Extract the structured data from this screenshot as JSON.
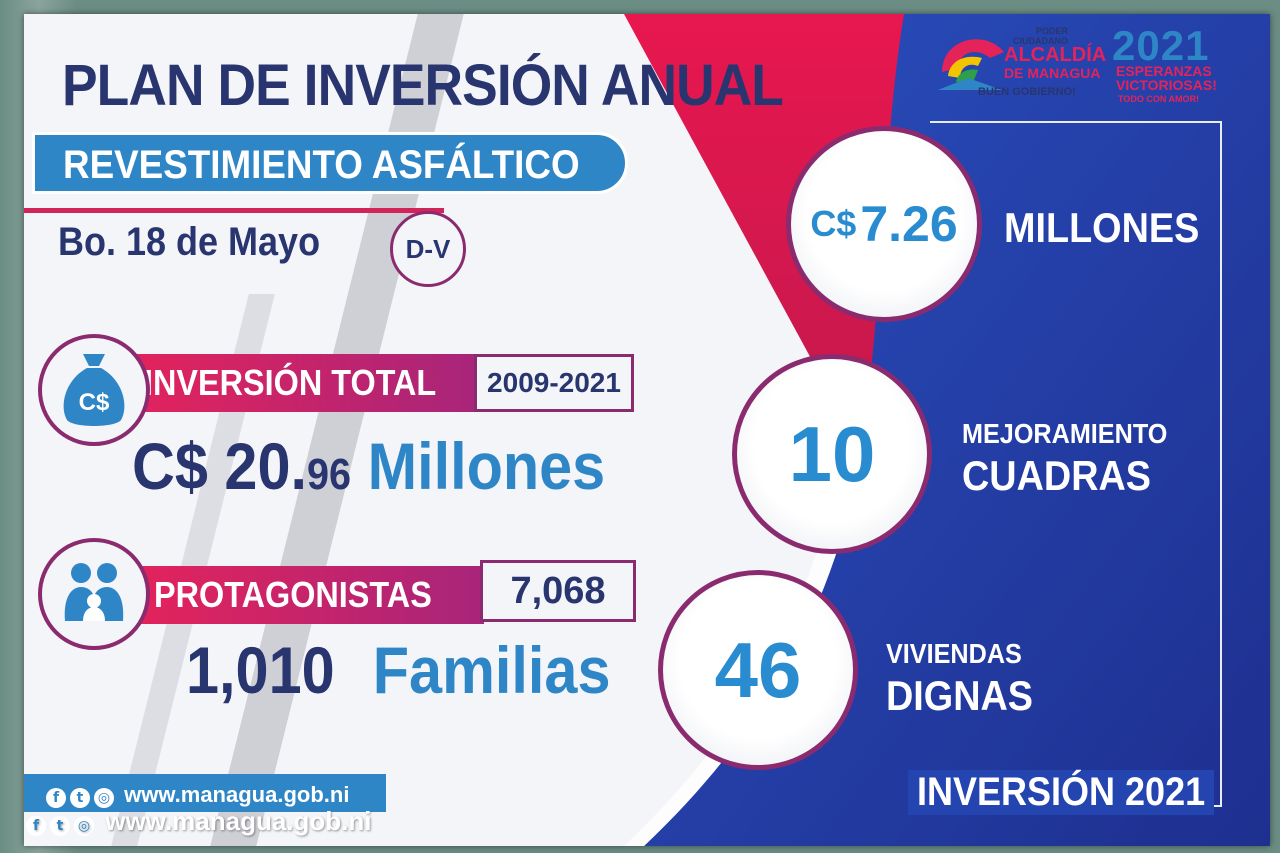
{
  "sign": {
    "title": "PLAN DE INVERSIÓN ANUAL",
    "subtitle": "REVESTIMIENTO ASFÁLTICO",
    "barrio": "Bo. 18 de Mayo",
    "district": "D-V",
    "investment": {
      "label": "INVERSIÓN TOTAL",
      "years": "2009-2021",
      "amount_prefix": "C$ 20.",
      "amount_decimal": "96",
      "amount_unit": "Millones",
      "icon": "money-bag-icon",
      "icon_text": "C$"
    },
    "protagonists": {
      "label": "PROTAGONISTAS",
      "count": "7,068",
      "families_number": "1,010",
      "families_label": "Familias",
      "icon": "family-icon"
    },
    "stats": [
      {
        "value_prefix": "C$",
        "value": "7.26",
        "line1": "",
        "line2": "MILLONES"
      },
      {
        "value_prefix": "",
        "value": "10",
        "line1": "MEJORAMIENTO",
        "line2": "CUADRAS"
      },
      {
        "value_prefix": "",
        "value": "46",
        "line1": "VIVIENDAS",
        "line2": "DIGNAS"
      }
    ],
    "footer_year": "INVERSIÓN 2021",
    "website": "www.managua.gob.ni",
    "website_shadow": "www.managua.gob.ni",
    "logo_alcaldia": {
      "line1": "PODER",
      "line2": "CIUDADANO",
      "line3": "ALCALDÍA",
      "line4": "DE MANAGUA",
      "line5": "BUEN GOBIERNO!"
    },
    "logo_2021": {
      "year": "2021",
      "line1": "ESPERANZAS",
      "line2": "VICTORIOSAS!",
      "line3": "TODO CON AMOR!"
    },
    "colors": {
      "navy": "#28356f",
      "blue": "#2f86c7",
      "magenta": "#e4235b",
      "purple": "#8b2b6f",
      "royal": "#2540a8"
    }
  }
}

▸ **TASK TO CARRY OUT**
Quote the data exactly, leaving every image out of the copy.

▸ **COMPLETED EXERCISE**
Extract the structured data from this screenshot as JSON.
{
  "sign": {
    "title": "PLAN DE INVERSIÓN ANUAL",
    "subtitle": "REVESTIMIENTO ASFÁLTICO",
    "barrio": "Bo. 18 de Mayo",
    "district": "D-V",
    "investment": {
      "label": "INVERSIÓN TOTAL",
      "years": "2009-2021",
      "amount_prefix": "C$ 20.",
      "amount_decimal": "96",
      "amount_unit": "Millones",
      "icon": "money-bag-icon",
      "icon_text": "C$"
    },
    "protagonists": {
      "label": "PROTAGONISTAS",
      "count": "7,068",
      "families_number": "1,010",
      "families_label": "Familias",
      "icon": "family-icon"
    },
    "stats": [
      {
        "value_prefix": "C$",
        "value": "7.26",
        "line1": "",
        "line2": "MILLONES"
      },
      {
        "value_prefix": "",
        "value": "10",
        "line1": "MEJORAMIENTO",
        "line2": "CUADRAS"
      },
      {
        "value_prefix": "",
        "value": "46",
        "line1": "VIVIENDAS",
        "line2": "DIGNAS"
      }
    ],
    "footer_year": "INVERSIÓN 2021",
    "website": "www.managua.gob.ni",
    "website_shadow": "www.managua.gob.ni",
    "logo_alcaldia": {
      "line1": "PODER",
      "line2": "CIUDADANO",
      "line3": "ALCALDÍA",
      "line4": "DE MANAGUA",
      "line5": "BUEN GOBIERNO!"
    },
    "logo_2021": {
      "year": "2021",
      "line1": "ESPERANZAS",
      "line2": "VICTORIOSAS!",
      "line3": "TODO CON AMOR!"
    },
    "colors": {
      "navy": "#28356f",
      "blue": "#2f86c7",
      "magenta": "#e4235b",
      "purple": "#8b2b6f",
      "royal": "#2540a8"
    }
  }
}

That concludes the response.